• Task: Gather each line of the entries below that includes "goals".

━━━━━ Information given

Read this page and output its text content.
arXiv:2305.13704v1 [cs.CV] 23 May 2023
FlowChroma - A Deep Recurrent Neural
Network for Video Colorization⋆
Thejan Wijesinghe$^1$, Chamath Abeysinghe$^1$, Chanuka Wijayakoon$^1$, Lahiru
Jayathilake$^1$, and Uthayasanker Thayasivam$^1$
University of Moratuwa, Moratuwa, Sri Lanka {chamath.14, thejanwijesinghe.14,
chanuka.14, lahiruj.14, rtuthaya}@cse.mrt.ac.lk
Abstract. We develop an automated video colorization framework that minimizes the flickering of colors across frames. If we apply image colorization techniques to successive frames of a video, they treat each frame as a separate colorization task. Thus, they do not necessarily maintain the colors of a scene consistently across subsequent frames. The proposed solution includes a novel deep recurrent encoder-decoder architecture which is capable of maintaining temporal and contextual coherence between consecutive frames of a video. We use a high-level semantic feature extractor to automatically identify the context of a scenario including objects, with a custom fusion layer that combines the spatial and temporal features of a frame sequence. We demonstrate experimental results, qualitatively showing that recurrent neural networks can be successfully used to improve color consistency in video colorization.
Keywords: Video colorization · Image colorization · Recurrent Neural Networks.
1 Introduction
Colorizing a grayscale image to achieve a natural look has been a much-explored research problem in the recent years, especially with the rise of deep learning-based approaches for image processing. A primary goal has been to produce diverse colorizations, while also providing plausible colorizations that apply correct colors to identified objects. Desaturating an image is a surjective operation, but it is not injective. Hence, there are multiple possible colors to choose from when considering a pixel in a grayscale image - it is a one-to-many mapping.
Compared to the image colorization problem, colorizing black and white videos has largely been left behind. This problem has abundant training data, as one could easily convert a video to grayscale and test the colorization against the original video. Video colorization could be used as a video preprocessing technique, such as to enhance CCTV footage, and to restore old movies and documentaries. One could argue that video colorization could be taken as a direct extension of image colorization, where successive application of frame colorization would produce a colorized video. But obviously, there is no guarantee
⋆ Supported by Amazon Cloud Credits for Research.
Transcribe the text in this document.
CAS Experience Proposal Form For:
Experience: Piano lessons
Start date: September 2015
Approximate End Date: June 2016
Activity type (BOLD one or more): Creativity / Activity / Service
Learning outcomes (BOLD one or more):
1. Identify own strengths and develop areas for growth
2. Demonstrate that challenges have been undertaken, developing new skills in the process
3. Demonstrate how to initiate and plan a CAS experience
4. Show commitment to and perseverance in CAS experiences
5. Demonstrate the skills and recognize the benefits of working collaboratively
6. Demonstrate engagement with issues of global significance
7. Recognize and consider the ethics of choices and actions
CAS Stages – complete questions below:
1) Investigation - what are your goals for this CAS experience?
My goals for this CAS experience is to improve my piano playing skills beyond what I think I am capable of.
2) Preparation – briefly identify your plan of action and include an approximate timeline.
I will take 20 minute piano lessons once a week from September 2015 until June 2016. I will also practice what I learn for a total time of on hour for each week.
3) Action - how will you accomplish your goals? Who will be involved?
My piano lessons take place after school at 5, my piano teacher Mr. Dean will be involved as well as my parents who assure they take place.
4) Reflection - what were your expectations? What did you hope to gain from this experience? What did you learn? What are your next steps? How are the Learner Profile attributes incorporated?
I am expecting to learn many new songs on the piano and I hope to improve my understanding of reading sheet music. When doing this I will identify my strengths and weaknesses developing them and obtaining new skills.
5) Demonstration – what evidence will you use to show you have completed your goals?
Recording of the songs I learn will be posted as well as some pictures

━━━━━━━━━━

• Full output:
1) Investigation - what are your goals for this CAS experience?
My goals for this CAS experience is to improve my piano playing skills beyond what I think I am capable of.
3) Action - how will you accomplish your goals? Who will be involved?
5) Demonstration – what evidence will you use to show you have completed your goals?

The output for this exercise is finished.